== EXCERPTED DATA

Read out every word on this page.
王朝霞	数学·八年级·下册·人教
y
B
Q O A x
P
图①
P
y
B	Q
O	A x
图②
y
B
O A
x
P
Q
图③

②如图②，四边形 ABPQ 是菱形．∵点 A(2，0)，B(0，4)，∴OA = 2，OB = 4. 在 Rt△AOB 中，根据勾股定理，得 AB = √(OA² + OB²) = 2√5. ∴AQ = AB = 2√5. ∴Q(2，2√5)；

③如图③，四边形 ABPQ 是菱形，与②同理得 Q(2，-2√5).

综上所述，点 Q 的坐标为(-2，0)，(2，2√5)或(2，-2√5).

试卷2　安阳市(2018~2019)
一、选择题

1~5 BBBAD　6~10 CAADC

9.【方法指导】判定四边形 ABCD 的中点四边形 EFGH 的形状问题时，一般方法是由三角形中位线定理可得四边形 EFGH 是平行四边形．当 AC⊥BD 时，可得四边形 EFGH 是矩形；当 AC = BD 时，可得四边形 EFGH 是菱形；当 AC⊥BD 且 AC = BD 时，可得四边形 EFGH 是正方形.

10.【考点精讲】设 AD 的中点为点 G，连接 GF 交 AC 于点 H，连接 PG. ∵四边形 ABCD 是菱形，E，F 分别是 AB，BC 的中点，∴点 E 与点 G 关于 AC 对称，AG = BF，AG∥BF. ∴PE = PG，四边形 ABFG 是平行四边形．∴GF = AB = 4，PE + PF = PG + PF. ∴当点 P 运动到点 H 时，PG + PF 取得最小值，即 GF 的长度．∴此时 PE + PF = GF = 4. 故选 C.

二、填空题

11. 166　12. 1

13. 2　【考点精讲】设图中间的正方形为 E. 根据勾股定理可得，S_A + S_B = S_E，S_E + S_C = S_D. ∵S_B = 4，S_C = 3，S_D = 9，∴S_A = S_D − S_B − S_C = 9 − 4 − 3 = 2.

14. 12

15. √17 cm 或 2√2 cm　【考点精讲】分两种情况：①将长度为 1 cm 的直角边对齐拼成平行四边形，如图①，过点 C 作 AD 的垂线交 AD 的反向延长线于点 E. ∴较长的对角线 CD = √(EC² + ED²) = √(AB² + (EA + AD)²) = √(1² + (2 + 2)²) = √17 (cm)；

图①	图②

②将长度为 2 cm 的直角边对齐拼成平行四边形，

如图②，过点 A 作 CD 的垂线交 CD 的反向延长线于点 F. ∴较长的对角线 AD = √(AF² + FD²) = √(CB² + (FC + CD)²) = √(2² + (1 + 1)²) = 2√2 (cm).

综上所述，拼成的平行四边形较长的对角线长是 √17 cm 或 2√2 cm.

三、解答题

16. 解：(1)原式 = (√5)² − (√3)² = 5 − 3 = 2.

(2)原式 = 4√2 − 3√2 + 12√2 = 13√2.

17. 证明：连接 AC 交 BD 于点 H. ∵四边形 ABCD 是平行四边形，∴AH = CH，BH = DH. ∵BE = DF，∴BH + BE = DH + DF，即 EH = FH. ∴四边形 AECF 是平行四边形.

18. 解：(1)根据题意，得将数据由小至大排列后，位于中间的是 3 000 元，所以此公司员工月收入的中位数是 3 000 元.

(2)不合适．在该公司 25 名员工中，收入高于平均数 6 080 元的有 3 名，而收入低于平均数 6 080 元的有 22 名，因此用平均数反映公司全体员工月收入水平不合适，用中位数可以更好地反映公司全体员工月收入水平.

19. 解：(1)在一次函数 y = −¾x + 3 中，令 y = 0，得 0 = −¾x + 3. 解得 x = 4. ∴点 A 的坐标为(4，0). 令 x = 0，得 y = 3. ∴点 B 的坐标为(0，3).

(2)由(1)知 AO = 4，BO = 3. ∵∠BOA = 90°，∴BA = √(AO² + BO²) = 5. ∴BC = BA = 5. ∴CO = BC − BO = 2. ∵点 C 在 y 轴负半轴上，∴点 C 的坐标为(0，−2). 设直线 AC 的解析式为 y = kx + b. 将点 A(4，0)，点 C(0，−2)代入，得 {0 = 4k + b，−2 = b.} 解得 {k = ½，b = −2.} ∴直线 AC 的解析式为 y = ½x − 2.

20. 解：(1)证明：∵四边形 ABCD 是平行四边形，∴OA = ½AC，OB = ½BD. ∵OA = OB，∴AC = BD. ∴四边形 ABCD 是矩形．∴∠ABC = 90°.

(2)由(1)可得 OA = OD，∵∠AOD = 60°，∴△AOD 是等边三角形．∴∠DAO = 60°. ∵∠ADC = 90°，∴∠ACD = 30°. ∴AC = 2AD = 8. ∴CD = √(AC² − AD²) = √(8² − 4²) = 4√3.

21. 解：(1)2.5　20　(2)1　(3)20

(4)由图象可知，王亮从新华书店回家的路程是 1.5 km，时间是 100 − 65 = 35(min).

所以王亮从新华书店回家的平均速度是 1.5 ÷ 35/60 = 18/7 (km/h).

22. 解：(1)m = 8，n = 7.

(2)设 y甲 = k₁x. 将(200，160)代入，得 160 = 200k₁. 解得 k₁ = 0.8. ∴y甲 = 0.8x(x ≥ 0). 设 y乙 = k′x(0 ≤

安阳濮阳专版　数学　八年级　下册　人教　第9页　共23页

====

### [TASK DIRECTIONS]
Pull out and copy each line containing the string "的反向延长线于点".

### [WRITTEN ANSWER]
15. √17 cm 或 2√2 cm　【考点精讲】分两种情况：①将长度为 1 cm 的直角边对齐拼成平行四边形，如图①，过点 C 作 AD 的垂线交 AD 的反向延长线于点 E. ∴较长的对角线 CD = √(EC² + ED²) = √(AB² + (EA + AD)²) = √(1² + (2 + 2)²) = √17 (cm)；
如图②，过点 A 作 CD 的垂线交 CD 的反向延长线于点 F. ∴较长的对角线 AD = √(AF² + FD²) = √(CB² + (FC + CD)²) = √(2² + (1 + 1)²) = 2√2 (cm).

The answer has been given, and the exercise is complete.